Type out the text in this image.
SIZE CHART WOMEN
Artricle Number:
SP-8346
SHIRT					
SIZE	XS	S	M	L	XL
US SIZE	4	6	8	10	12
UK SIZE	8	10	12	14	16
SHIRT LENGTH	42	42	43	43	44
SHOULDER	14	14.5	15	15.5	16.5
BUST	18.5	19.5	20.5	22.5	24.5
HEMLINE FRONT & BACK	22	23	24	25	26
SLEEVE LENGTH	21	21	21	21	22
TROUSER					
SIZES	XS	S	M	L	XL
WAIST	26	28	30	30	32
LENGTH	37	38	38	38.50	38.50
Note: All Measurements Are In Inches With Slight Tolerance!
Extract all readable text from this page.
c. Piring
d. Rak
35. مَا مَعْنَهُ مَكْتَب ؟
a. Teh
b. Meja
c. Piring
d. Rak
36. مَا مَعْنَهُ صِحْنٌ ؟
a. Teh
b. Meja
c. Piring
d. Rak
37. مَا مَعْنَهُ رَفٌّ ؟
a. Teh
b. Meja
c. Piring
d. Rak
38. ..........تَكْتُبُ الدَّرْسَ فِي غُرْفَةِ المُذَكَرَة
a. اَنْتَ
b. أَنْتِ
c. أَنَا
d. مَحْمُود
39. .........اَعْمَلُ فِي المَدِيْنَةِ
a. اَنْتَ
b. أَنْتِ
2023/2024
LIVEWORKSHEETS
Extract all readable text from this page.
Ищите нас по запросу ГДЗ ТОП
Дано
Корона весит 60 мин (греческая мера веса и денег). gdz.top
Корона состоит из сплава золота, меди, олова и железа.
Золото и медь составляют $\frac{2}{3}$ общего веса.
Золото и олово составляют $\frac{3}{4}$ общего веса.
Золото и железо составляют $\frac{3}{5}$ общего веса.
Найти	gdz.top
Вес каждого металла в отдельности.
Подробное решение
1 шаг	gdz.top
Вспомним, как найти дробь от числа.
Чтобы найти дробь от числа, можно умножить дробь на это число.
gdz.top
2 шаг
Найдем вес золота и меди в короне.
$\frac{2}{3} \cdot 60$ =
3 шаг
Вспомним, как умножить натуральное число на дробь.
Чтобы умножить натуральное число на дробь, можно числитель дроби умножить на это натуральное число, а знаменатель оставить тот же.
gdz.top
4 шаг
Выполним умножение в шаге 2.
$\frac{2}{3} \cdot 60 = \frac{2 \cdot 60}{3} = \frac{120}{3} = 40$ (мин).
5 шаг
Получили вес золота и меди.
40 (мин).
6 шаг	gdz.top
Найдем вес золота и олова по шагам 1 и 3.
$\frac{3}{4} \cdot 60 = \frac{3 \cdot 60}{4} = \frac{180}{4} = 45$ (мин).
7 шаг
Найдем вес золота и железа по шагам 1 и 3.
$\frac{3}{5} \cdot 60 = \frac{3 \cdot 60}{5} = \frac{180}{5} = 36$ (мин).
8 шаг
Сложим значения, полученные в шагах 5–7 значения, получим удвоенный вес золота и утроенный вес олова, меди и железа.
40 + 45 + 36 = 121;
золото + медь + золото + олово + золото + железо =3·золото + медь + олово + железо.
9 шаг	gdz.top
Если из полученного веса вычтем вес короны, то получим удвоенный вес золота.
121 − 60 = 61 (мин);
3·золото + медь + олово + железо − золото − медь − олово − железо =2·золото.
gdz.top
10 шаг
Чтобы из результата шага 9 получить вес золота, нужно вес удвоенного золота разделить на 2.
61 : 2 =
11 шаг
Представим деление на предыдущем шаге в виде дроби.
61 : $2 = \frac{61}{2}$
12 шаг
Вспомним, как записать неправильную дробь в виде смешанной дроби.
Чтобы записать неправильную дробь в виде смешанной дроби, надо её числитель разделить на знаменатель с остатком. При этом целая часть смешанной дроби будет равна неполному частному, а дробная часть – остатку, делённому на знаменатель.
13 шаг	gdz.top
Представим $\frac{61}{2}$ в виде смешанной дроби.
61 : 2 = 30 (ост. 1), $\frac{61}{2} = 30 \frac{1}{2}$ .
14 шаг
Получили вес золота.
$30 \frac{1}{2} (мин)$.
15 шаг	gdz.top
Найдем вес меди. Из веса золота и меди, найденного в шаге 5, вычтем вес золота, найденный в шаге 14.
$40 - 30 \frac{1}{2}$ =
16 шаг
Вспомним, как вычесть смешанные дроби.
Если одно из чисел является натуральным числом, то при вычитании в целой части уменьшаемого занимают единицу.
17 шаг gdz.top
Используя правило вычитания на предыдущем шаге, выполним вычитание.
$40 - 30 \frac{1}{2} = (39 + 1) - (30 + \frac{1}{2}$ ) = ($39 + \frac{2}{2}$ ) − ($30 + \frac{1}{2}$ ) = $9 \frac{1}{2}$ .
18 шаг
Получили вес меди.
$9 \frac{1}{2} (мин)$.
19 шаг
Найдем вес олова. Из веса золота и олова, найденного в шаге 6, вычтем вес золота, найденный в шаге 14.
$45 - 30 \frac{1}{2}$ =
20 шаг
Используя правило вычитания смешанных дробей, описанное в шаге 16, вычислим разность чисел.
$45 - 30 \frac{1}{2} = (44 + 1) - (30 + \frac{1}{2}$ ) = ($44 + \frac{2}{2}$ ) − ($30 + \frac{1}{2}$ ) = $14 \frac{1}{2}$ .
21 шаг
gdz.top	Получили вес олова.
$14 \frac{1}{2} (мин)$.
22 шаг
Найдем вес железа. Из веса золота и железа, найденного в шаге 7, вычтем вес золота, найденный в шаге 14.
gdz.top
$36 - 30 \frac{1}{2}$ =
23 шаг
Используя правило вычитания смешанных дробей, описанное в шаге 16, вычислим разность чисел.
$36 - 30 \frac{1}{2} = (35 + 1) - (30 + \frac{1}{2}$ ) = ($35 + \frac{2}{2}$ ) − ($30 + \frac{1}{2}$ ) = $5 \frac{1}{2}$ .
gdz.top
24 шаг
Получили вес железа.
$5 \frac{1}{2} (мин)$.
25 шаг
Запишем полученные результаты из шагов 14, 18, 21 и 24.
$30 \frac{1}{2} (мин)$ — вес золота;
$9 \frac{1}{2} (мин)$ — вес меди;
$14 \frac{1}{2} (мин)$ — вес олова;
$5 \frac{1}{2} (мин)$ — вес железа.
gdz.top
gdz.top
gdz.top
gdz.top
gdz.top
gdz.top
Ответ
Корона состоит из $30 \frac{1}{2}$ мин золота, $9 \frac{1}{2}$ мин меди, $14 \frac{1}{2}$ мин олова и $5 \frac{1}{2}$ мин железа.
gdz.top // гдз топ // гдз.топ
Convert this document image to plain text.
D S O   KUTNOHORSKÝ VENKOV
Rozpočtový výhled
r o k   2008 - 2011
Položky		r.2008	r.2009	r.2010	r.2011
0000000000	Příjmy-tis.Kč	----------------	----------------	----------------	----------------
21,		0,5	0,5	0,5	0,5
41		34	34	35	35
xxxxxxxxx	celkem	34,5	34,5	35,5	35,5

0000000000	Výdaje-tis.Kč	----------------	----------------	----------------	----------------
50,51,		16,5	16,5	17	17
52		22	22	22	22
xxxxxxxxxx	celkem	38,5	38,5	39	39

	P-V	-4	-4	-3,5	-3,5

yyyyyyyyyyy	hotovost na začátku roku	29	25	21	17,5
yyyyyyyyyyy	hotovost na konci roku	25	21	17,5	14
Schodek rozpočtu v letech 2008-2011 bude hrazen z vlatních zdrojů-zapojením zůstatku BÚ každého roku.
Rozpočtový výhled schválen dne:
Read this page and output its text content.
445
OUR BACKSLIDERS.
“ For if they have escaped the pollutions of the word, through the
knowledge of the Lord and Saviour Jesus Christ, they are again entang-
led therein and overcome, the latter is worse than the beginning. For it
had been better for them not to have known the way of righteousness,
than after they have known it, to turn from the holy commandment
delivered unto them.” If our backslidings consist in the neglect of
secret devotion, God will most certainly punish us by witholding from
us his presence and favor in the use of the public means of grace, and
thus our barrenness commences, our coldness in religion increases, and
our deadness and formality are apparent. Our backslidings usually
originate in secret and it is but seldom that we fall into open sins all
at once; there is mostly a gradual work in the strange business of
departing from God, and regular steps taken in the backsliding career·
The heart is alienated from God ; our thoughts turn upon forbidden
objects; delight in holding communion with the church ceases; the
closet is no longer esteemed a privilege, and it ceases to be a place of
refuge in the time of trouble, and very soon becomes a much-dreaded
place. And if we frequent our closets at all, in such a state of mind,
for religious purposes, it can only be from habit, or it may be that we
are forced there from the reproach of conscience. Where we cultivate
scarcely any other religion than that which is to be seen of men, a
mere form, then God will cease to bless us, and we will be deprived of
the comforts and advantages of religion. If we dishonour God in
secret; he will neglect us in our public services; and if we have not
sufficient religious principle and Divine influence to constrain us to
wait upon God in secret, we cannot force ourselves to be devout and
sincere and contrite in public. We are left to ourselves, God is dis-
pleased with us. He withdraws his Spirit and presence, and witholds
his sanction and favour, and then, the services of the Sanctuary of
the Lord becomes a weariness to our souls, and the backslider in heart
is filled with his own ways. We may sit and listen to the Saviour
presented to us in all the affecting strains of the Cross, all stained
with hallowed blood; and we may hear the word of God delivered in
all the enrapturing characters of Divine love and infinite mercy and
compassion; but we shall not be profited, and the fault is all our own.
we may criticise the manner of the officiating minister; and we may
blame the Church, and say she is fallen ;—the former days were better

-=-=-

SET EXERCISE: Each line above that includes "image" counts once; state the total and nothing more.

ANSWER: 2